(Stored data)
= = = = = = =

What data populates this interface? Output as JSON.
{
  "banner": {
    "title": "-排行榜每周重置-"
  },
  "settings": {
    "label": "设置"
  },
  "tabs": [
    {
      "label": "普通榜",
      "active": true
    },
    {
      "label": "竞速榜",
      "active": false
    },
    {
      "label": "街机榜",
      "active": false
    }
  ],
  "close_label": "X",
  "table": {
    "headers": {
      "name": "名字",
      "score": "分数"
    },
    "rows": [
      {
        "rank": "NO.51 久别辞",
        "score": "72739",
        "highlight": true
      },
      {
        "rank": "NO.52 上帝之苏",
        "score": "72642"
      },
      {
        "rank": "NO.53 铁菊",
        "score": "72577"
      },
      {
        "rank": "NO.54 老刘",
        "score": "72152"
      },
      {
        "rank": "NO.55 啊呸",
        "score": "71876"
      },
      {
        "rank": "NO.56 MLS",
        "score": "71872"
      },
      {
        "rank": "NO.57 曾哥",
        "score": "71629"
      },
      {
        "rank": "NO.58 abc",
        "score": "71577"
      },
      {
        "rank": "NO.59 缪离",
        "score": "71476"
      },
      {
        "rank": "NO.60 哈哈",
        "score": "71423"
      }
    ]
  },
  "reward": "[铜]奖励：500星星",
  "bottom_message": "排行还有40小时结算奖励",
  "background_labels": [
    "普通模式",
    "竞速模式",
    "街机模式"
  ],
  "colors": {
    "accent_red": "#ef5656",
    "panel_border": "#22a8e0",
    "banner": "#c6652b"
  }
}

= = = = = = =

- Stated exercise: Transcribe all entries exactly as they are given.

- Exercise answer:
What data populates this interface? Output as JSON.
{
  "banner": {
    "title": "-排行榜每周重置-"
  },
  "settings": {
    "label": "设置"
  },
  "tabs": [
    {
      "label": "普通榜",
      "active": true
    },
    {
      "label": "竞速榜",
      "active": false
    },
    {
      "label": "街机榜",
      "active": false
    }
  ],
  "close_label": "X",
  "table": {
    "headers": {
      "name": "名字",
      "score": "分数"
    },
    "rows": [
      {
        "rank": "NO.51 久别辞",
        "score": "72739",
        "highlight": true
      },
      {
        "rank": "NO.52 上帝之苏",
        "score": "72642"
      },
      {
        "rank": "NO.53 铁菊",
        "score": "72577"
      },
      {
        "rank": "NO.54 老刘",
        "score": "72152"
      },
      {
        "rank": "NO.55 啊呸",
        "score": "71876"
      },
      {
        "rank": "NO.56 MLS",
        "score": "71872"
      },
      {
        "rank": "NO.57 曾哥",
        "score": "71629"
      },
      {
        "rank": "NO.58 abc",
        "score": "71577"
      },
      {
        "rank": "NO.59 缪离",
        "score": "71476"
      },
      {
        "rank": "NO.60 哈哈",
        "score": "71423"
      }
    ]
  },
  "reward": "[铜]奖励：500星星",
  "bottom_message": "排行还有40小时结算奖励",
  "background_labels": [
    "普通模式",
    "竞速模式",
    "街机模式"
  ],
  "colors": {
    "accent_red": "#ef5656",
    "panel_border": "#22a8e0",
    "banner": "#c6652b"
  }
}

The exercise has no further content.